Restate the entries word for word, omitting nothing.

■ **DATASET ROWS**
==============================
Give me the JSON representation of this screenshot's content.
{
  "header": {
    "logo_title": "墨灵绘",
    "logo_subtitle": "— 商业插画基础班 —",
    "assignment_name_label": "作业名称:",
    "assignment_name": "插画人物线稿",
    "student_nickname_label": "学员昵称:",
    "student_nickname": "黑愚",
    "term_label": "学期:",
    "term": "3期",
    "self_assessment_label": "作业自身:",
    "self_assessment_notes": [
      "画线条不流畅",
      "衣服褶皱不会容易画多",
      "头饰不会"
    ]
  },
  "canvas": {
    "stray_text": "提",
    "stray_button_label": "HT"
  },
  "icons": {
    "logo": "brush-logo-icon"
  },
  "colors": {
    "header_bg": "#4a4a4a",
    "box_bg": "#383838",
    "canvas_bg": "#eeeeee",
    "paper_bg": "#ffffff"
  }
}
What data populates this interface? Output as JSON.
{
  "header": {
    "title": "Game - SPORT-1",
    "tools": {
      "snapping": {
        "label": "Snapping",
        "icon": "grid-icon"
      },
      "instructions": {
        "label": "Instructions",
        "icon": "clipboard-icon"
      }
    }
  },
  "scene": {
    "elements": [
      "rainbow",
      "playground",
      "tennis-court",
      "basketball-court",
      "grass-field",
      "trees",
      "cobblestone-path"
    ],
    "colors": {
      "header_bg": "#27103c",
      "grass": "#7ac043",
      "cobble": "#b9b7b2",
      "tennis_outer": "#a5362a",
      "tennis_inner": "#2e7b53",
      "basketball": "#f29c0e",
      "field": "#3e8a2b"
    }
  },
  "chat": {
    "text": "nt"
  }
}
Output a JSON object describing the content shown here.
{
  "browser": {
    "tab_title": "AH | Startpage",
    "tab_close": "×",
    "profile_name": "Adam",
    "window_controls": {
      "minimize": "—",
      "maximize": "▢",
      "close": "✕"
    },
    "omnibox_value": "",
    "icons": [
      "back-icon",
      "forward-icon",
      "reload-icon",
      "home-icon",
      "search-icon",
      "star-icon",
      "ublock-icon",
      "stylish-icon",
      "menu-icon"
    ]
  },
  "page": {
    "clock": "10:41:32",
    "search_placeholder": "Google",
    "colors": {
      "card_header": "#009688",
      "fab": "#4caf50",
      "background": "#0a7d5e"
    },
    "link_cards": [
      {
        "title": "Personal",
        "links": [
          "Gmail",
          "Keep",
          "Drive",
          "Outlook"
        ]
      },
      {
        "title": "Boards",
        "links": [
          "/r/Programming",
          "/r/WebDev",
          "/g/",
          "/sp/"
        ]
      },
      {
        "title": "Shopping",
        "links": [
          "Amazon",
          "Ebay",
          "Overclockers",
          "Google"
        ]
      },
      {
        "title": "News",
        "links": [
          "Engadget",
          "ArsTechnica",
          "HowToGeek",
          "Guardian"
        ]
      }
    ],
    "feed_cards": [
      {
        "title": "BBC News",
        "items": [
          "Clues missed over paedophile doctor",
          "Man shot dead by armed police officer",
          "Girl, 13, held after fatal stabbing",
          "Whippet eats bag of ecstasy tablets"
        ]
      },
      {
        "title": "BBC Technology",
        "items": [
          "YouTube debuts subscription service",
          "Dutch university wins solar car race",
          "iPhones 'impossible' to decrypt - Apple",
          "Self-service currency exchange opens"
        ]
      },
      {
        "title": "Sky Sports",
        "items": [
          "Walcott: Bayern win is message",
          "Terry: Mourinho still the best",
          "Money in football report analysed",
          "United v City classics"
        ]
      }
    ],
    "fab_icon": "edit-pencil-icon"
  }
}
==============================
■ **FULL SOLUTION**
Give me the JSON representation of this screenshot's content.
{
  "header": {
    "logo_title": "墨灵绘",
    "logo_subtitle": "— 商业插画基础班 —",
    "assignment_name_label": "作业名称:",
    "assignment_name": "插画人物线稿",
    "student_nickname_label": "学员昵称:",
    "student_nickname": "黑愚",
    "term_label": "学期:",
    "term": "3期",
    "self_assessment_label": "作业自身:",
    "self_assessment_notes": [
      "画线条不流畅",
      "衣服褶皱不会容易画多",
      "头饰不会"
    ]
  },
  "canvas": {
    "stray_text": "提",
    "stray_button_label": "HT"
  },
  "icons": {
    "logo": "brush-logo-icon"
  },
  "colors": {
    "header_bg": "#4a4a4a",
    "box_bg": "#383838",
    "canvas_bg": "#eeeeee",
    "paper_bg": "#ffffff"
  }
}
What data populates this interface? Output as JSON.
{
  "header": {
    "title": "Game - SPORT-1",
    "tools": {
      "snapping": {
        "label": "Snapping",
        "icon": "grid-icon"
      },
      "instructions": {
        "label": "Instructions",
        "icon": "clipboard-icon"
      }
    }
  },
  "scene": {
    "elements": [
      "rainbow",
      "playground",
      "tennis-court",
      "basketball-court",
      "grass-field",
      "trees",
      "cobblestone-path"
    ],
    "colors": {
      "header_bg": "#27103c",
      "grass": "#7ac043",
      "cobble": "#b9b7b2",
      "tennis_outer": "#a5362a",
      "tennis_inner": "#2e7b53",
      "basketball": "#f29c0e",
      "field": "#3e8a2b"
    }
  },
  "chat": {
    "text": "nt"
  }
}
Output a JSON object describing the content shown here.
{
  "browser": {
    "tab_title": "AH | Startpage",
    "tab_close": "×",
    "profile_name": "Adam",
    "window_controls": {
      "minimize": "—",
      "maximize": "▢",
      "close": "✕"
    },
    "omnibox_value": "",
    "icons": [
      "back-icon",
      "forward-icon",
      "reload-icon",
      "home-icon",
      "search-icon",
      "star-icon",
      "ublock-icon",
      "stylish-icon",
      "menu-icon"
    ]
  },
  "page": {
    "clock": "10:41:32",
    "search_placeholder": "Google",
    "colors": {
      "card_header": "#009688",
      "fab": "#4caf50",
      "background": "#0a7d5e"
    },
    "link_cards": [
      {
        "title": "Personal",
        "links": [
          "Gmail",
          "Keep",
          "Drive",
          "Outlook"
        ]
      },
      {
        "title": "Boards",
        "links": [
          "/r/Programming",
          "/r/WebDev",
          "/g/",
          "/sp/"
        ]
      },
      {
        "title": "Shopping",
        "links": [
          "Amazon",
          "Ebay",
          "Overclockers",
          "Google"
        ]
      },
      {
        "title": "News",
        "links": [
          "Engadget",
          "ArsTechnica",
          "HowToGeek",
          "Guardian"
        ]
      }
    ],
    "feed_cards": [
      {
        "title": "BBC News",
        "items": [
          "Clues missed over paedophile doctor",
          "Man shot dead by armed police officer",
          "Girl, 13, held after fatal stabbing",
          "Whippet eats bag of ecstasy tablets"
        ]
      },
      {
        "title": "BBC Technology",
        "items": [
          "YouTube debuts subscription service",
          "Dutch university wins solar car race",
          "iPhones 'impossible' to decrypt - Apple",
          "Self-service currency exchange opens"
        ]
      },
      {
        "title": "Sky Sports",
        "items": [
          "Walcott: Bayern win is message",
          "Terry: Mourinho still the best",
          "Money in football report analysed",
          "United v City classics"
        ]
      }
    ],
    "fab_icon": "edit-pencil-icon"
  }
}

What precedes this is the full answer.